What this task involves =>
Write out all lines holding the word "average".

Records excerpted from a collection
"""
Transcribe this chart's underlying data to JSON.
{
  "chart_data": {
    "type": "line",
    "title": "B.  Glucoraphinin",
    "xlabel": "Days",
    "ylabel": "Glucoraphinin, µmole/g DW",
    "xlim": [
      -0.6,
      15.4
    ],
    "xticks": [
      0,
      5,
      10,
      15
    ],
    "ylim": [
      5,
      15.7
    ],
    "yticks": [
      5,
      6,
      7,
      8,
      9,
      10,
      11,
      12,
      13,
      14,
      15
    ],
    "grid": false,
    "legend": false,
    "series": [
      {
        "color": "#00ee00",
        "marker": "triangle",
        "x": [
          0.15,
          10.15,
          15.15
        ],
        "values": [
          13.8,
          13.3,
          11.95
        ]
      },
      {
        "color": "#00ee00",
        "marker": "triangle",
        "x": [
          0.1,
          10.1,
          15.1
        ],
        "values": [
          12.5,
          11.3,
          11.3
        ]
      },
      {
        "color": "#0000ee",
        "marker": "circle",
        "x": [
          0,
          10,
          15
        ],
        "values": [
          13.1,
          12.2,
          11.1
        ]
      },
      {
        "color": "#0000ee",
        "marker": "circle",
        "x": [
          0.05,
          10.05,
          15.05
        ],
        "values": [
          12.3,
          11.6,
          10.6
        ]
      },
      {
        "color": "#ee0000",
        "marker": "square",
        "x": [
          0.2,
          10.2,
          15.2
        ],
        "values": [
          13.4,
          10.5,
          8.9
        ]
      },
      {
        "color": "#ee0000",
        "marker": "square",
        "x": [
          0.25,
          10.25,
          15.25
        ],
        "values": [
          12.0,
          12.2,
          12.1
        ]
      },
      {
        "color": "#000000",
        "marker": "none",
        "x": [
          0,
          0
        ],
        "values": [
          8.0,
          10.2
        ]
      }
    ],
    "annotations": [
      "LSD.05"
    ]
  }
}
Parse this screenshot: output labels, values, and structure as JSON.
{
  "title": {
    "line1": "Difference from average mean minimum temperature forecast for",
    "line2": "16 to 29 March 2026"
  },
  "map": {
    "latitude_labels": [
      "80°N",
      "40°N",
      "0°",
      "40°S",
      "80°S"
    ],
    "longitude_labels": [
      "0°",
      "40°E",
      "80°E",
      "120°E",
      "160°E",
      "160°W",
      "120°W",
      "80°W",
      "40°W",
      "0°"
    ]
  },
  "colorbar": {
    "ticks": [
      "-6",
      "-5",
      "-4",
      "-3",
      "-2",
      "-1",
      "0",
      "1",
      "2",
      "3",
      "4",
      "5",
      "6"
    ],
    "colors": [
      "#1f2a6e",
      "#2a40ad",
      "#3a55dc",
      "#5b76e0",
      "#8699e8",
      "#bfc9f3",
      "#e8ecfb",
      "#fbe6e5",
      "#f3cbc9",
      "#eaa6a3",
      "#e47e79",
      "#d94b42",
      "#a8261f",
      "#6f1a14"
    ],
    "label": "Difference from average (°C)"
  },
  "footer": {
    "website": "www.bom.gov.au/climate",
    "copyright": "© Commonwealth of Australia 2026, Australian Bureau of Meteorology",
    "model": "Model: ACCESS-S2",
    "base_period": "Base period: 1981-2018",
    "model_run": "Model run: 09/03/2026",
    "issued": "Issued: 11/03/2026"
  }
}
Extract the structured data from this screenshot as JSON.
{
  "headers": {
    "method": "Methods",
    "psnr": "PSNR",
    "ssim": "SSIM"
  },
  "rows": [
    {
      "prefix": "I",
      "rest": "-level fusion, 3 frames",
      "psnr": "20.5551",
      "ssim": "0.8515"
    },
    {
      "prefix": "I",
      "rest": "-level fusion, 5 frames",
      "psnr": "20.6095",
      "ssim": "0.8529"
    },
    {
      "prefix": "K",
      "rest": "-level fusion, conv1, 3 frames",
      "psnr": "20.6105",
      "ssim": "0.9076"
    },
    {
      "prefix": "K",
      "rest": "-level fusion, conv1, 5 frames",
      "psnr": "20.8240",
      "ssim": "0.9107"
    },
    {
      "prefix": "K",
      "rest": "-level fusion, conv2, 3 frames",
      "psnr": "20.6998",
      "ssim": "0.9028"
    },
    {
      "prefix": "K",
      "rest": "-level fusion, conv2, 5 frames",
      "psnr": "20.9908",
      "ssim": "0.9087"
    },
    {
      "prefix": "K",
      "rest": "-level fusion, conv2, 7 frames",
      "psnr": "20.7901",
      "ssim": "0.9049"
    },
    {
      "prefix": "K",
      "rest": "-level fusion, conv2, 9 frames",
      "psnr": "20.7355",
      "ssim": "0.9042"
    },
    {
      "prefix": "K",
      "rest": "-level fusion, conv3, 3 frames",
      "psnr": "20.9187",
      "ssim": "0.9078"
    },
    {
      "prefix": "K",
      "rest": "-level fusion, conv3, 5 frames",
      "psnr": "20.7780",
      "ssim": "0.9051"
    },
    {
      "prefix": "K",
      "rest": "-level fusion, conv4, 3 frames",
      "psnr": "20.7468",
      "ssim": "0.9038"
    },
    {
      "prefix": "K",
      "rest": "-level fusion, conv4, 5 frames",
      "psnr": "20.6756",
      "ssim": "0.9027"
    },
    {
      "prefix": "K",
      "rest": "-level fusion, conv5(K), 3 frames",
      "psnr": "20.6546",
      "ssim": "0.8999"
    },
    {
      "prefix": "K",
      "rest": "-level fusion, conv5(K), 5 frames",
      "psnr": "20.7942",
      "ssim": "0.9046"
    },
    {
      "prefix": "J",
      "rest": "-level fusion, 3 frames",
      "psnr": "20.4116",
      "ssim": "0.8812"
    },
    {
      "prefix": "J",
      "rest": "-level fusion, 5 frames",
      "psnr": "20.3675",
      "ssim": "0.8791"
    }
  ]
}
"""
The output =>
    "line1": "Difference from average mean minimum temperature forecast for",
    "label": "Difference from average (°C)"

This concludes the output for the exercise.